---- GIVEN DATA

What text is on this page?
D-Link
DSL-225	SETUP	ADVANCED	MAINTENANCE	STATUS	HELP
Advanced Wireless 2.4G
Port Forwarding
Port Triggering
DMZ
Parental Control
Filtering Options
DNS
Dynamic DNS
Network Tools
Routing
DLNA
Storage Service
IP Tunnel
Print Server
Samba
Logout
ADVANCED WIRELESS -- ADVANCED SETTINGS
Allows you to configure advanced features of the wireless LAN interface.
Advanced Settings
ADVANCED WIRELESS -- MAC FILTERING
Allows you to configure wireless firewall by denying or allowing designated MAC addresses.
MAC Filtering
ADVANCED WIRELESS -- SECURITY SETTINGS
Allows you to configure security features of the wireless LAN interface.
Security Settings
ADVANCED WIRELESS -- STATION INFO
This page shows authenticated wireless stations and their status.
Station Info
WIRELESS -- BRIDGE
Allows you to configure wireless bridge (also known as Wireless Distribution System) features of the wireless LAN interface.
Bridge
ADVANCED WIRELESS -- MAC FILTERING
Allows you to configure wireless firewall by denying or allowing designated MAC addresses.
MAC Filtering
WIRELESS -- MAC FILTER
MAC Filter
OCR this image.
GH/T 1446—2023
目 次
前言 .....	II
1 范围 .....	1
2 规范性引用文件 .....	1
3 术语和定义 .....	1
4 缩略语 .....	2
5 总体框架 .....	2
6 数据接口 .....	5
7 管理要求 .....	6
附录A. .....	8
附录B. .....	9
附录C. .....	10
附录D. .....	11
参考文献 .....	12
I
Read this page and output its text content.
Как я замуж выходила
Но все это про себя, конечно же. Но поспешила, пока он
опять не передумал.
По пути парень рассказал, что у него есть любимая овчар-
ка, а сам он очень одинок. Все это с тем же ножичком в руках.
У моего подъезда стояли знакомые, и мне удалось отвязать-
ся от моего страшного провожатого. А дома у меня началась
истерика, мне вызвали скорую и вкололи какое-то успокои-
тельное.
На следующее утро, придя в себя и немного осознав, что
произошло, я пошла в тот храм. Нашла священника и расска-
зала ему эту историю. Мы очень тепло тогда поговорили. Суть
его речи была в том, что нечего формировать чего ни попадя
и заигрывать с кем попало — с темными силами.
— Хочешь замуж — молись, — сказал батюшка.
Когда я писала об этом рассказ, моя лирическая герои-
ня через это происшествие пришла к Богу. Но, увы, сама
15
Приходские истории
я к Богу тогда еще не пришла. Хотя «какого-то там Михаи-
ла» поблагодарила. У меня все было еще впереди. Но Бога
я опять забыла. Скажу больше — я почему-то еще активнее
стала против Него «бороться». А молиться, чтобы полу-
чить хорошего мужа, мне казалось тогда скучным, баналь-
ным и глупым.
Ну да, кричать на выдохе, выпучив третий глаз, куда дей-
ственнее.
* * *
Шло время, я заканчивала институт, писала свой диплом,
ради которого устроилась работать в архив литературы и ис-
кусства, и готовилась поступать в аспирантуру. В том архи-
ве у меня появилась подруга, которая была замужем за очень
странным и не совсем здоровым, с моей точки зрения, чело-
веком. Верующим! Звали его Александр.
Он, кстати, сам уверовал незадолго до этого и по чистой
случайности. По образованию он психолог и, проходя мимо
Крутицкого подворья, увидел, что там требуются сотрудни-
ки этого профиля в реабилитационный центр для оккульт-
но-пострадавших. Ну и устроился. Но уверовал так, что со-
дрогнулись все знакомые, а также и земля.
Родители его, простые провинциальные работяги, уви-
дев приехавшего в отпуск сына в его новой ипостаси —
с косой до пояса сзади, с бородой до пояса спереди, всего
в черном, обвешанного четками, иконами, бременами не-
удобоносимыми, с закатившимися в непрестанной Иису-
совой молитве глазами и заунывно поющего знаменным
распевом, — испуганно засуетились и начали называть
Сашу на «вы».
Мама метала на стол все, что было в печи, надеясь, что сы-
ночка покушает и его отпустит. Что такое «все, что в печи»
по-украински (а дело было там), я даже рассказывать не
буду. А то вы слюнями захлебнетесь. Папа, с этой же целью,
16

--------

Copy out each line of the material that holds the word "печи".

Мама метала на стол все, что было в печи, надеясь, что сы-
ночка покушает и его отпустит. Что такое «все, что в печи»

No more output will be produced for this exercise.